§ **WHAT YOU SHOULD DO**
Identify every line in the records below that contains the word "JSON", and copy each of those lines.

═════ EXERCISE DATA

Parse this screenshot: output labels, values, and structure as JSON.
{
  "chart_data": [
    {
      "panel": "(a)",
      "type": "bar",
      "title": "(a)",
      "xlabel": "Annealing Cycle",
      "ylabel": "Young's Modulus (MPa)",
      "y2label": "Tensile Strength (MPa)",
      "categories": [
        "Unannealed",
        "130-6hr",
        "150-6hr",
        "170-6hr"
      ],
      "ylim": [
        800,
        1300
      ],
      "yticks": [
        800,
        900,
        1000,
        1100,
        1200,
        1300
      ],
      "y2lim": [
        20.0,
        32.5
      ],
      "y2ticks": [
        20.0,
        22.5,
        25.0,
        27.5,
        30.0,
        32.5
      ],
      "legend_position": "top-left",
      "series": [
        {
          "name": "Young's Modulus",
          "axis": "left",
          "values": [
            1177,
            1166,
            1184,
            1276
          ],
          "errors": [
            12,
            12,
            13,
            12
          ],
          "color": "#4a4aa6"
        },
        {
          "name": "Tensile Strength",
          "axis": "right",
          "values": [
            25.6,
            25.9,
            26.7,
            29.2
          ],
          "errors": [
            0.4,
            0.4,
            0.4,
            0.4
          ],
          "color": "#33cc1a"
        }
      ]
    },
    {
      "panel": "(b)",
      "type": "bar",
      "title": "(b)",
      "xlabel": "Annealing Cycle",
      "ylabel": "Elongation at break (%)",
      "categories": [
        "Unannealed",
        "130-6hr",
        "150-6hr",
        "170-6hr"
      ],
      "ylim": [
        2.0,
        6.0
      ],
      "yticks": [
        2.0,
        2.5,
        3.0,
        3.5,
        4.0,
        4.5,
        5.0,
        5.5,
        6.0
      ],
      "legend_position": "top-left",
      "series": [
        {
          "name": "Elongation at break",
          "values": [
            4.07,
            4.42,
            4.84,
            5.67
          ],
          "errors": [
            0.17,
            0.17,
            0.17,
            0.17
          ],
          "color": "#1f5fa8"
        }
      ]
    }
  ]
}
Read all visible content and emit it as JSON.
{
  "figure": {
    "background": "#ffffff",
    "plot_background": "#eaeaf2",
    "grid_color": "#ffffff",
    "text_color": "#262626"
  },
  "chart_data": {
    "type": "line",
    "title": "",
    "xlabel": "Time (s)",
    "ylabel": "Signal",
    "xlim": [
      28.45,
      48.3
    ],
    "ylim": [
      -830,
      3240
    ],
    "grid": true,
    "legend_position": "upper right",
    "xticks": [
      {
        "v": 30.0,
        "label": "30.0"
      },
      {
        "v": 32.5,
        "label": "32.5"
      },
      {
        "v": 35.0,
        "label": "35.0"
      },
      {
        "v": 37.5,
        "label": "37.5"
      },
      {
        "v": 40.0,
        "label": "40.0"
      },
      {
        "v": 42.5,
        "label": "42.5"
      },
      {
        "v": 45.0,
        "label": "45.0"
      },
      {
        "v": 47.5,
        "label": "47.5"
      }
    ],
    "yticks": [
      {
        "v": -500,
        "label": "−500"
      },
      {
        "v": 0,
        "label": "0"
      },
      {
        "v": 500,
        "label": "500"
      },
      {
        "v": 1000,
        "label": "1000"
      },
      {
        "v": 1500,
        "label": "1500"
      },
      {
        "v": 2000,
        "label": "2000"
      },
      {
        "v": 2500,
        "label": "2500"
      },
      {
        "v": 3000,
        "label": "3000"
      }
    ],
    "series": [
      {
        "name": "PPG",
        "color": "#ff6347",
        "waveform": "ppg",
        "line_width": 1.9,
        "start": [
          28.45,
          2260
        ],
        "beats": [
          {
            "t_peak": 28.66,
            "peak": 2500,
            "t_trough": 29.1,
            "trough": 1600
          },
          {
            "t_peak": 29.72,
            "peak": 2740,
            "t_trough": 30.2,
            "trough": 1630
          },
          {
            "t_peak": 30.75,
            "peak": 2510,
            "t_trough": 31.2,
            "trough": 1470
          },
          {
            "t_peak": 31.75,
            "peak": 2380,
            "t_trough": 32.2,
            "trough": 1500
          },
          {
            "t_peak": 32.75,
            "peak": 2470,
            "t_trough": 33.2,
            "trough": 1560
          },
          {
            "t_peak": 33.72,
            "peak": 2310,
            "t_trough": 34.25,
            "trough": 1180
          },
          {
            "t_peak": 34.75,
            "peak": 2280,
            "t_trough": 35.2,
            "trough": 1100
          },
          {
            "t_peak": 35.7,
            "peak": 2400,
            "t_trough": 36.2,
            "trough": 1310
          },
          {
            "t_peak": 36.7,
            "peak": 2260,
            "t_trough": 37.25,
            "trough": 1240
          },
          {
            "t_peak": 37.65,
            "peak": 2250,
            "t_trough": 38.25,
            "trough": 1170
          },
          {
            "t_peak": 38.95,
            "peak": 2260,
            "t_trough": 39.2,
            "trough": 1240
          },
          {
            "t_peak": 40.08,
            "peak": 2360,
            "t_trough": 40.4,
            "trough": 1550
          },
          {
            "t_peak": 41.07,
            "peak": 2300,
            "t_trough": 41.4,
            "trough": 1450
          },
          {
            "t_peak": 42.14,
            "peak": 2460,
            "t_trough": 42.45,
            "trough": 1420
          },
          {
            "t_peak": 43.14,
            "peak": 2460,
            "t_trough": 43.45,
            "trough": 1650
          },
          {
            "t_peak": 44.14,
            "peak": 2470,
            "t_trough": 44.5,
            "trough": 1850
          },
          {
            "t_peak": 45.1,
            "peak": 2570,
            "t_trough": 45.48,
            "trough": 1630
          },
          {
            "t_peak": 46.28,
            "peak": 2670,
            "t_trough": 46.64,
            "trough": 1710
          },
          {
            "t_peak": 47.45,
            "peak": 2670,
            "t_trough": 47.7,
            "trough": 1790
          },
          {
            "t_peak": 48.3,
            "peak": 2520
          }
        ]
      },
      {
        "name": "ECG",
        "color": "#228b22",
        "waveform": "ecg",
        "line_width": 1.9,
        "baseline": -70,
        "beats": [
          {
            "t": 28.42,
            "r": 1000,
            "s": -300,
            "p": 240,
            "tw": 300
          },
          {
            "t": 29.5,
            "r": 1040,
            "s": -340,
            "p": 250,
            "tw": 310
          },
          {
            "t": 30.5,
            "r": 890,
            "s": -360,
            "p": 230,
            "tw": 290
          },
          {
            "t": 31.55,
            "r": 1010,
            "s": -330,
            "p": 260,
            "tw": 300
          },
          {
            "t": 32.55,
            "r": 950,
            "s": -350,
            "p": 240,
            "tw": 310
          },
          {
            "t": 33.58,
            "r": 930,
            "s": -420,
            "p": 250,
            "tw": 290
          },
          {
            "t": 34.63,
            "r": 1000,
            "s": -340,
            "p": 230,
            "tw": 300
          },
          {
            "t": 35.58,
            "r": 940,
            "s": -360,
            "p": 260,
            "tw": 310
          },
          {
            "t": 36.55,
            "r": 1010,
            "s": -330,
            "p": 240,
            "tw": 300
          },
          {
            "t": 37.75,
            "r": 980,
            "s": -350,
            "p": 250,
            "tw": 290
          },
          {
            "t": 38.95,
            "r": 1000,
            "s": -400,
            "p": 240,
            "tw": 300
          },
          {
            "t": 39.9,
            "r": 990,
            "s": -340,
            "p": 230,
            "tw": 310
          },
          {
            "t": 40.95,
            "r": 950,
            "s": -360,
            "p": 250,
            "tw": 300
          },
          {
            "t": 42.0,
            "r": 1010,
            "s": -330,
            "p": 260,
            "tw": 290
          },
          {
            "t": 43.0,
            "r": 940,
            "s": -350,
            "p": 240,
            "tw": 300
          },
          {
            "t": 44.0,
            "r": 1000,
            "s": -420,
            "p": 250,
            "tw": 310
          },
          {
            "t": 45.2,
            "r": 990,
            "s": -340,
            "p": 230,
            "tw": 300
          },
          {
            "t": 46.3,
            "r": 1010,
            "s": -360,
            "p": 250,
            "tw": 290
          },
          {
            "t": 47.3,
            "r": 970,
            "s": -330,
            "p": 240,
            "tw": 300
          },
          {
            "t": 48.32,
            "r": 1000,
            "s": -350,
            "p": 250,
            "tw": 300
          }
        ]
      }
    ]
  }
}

══════════

§ **EXERCISE RESPONSE**
Parse this screenshot: output labels, values, and structure as JSON.
Read all visible content and emit it as JSON.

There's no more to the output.